A run of records:
☆ ☆ ☆

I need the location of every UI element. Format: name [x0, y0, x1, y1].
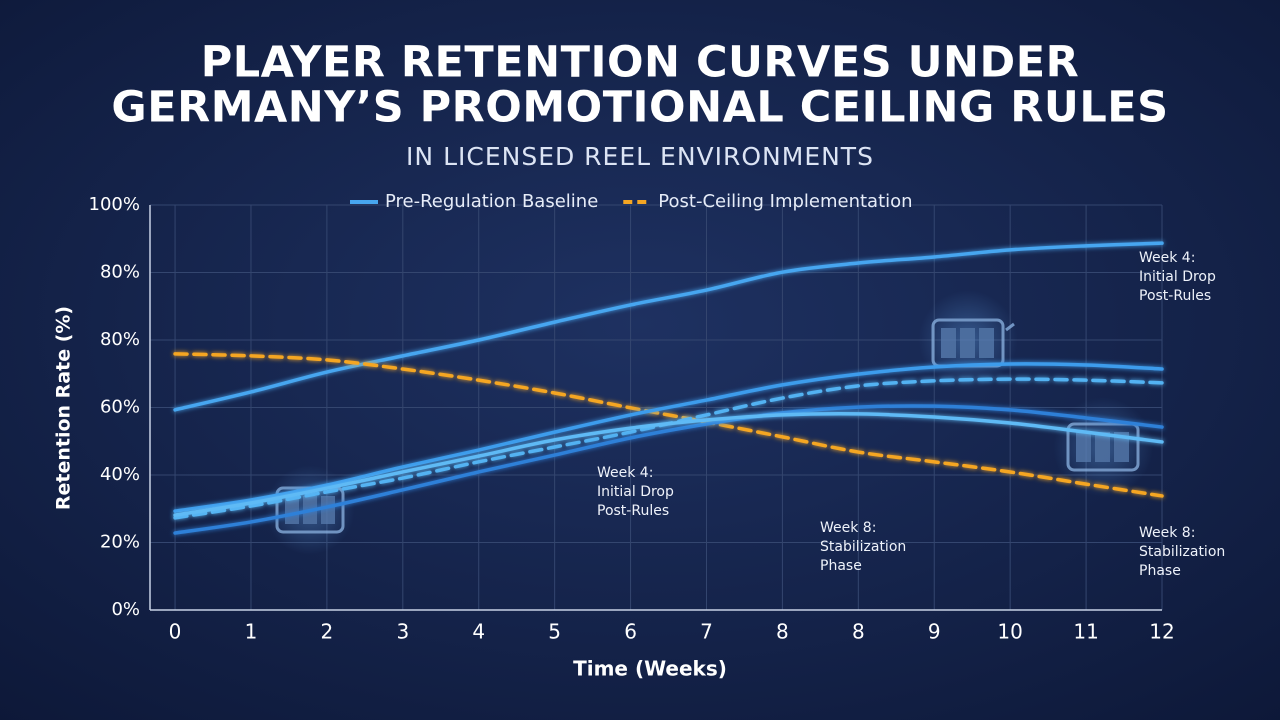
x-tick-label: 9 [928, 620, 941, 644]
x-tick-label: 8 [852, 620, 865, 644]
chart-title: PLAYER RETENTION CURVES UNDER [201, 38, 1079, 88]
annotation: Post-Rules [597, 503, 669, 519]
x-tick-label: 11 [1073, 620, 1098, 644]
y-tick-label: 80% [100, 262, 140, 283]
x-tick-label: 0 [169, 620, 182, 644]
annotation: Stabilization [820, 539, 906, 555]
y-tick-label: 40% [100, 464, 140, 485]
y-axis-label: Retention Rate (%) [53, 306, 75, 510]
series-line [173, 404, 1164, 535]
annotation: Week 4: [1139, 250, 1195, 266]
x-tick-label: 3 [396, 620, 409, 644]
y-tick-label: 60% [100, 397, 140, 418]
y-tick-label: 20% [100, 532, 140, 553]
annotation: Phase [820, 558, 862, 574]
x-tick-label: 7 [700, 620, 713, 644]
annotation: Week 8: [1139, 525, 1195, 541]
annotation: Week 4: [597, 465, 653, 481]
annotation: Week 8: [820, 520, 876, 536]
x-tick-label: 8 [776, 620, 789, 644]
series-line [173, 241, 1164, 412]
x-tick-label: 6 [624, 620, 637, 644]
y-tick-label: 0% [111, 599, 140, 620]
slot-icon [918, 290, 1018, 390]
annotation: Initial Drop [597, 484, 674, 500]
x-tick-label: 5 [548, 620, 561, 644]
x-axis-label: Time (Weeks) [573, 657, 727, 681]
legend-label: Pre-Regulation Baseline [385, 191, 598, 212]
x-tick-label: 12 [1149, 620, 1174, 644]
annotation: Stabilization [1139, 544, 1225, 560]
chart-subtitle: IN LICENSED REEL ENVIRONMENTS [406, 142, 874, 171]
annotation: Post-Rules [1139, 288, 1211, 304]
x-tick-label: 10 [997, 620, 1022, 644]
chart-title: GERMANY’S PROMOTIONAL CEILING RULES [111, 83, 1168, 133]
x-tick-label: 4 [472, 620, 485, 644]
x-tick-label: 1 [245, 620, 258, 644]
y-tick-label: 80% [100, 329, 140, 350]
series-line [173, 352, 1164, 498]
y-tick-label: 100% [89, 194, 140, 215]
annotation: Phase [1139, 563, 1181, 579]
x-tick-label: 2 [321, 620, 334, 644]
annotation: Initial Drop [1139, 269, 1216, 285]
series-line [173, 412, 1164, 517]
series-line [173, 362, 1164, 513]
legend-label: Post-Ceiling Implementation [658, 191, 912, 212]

☆ ☆ ☆

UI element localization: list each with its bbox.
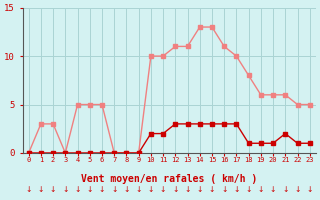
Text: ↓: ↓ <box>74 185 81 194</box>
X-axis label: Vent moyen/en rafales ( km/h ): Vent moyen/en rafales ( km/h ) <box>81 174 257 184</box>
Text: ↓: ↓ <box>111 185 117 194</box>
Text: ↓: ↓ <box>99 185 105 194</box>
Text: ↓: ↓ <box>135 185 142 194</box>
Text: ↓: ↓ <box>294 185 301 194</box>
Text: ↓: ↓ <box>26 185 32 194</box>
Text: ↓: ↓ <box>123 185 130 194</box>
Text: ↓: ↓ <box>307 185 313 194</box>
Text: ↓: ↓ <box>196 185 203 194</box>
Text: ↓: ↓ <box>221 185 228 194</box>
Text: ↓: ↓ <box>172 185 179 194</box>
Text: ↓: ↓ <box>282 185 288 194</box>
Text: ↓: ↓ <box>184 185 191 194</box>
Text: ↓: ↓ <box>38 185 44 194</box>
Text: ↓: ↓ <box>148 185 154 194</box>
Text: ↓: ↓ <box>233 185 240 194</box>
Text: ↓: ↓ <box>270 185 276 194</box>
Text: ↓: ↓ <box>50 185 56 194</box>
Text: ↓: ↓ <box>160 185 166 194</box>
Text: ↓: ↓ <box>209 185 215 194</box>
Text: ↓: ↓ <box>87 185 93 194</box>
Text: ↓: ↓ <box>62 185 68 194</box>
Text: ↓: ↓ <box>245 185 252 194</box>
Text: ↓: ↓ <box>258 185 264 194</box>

☆ ☆ ☆

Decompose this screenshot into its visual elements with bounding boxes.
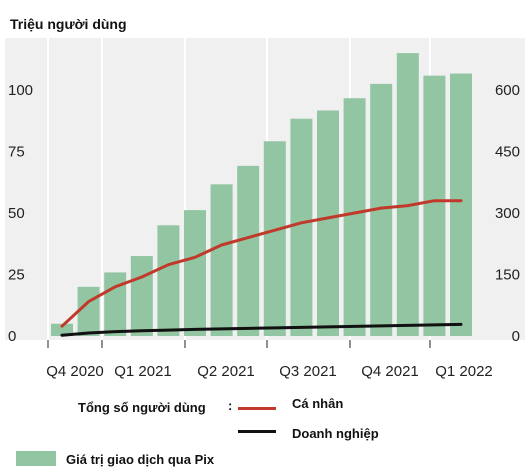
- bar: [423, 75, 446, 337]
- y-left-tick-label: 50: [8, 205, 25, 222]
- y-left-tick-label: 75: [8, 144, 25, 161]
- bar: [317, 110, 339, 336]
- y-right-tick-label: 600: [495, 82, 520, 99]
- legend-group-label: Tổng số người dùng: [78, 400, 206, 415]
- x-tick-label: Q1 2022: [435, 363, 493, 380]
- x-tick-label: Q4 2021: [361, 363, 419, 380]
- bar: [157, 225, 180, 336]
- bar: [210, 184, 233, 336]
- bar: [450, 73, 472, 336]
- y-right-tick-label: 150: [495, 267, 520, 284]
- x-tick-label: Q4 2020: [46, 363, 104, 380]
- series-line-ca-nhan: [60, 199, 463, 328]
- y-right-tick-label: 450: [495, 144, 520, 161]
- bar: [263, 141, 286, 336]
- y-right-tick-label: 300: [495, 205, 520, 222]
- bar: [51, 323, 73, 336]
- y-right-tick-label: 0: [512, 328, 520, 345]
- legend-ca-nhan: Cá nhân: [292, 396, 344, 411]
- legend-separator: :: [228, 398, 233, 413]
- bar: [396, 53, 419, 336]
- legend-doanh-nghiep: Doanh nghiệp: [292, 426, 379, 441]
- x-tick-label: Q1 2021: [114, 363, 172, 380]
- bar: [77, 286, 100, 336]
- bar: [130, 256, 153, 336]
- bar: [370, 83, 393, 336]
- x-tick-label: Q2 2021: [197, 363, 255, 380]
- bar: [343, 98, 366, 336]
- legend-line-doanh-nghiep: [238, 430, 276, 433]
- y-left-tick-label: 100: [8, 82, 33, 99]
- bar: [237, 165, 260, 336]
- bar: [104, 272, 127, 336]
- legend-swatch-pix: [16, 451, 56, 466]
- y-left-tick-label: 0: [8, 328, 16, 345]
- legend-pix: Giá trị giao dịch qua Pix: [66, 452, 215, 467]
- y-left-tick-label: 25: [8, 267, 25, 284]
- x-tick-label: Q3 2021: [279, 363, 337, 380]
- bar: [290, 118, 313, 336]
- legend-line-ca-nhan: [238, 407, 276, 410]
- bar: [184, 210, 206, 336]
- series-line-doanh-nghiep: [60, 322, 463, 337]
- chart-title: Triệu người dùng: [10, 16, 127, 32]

☆ ☆ ☆

Exercise instructions: Copy the entries above word for word, starting at the line that contains "Text: ↓: ↓ <box>74 185 81 194</box>" and ending after the line that contains "Text: ↓: ↓ <box>258 185 264 194</box>", with both of those lines included.

Task answer:
Text: ↓: ↓ <box>74 185 81 194</box>
X-axis label: Vent moyen/en rafales ( km/h ): Vent moyen/en rafales ( km/h ) <box>81 174 257 184</box>
Text: ↓: ↓ <box>111 185 117 194</box>
Text: ↓: ↓ <box>99 185 105 194</box>
Text: ↓: ↓ <box>135 185 142 194</box>
Text: ↓: ↓ <box>294 185 301 194</box>
Text: ↓: ↓ <box>26 185 32 194</box>
Text: ↓: ↓ <box>123 185 130 194</box>
Text: ↓: ↓ <box>307 185 313 194</box>
Text: ↓: ↓ <box>196 185 203 194</box>
Text: ↓: ↓ <box>221 185 228 194</box>
Text: ↓: ↓ <box>172 185 179 194</box>
Text: ↓: ↓ <box>282 185 288 194</box>
Text: ↓: ↓ <box>184 185 191 194</box>
Text: ↓: ↓ <box>38 185 44 194</box>
Text: ↓: ↓ <box>148 185 154 194</box>
Text: ↓: ↓ <box>233 185 240 194</box>
Text: ↓: ↓ <box>270 185 276 194</box>
Text: ↓: ↓ <box>50 185 56 194</box>
Text: ↓: ↓ <box>160 185 166 194</box>
Text: ↓: ↓ <box>209 185 215 194</box>
Text: ↓: ↓ <box>87 185 93 194</box>
Text: ↓: ↓ <box>62 185 68 194</box>
Text: ↓: ↓ <box>245 185 252 194</box>
Text: ↓: ↓ <box>258 185 264 194</box>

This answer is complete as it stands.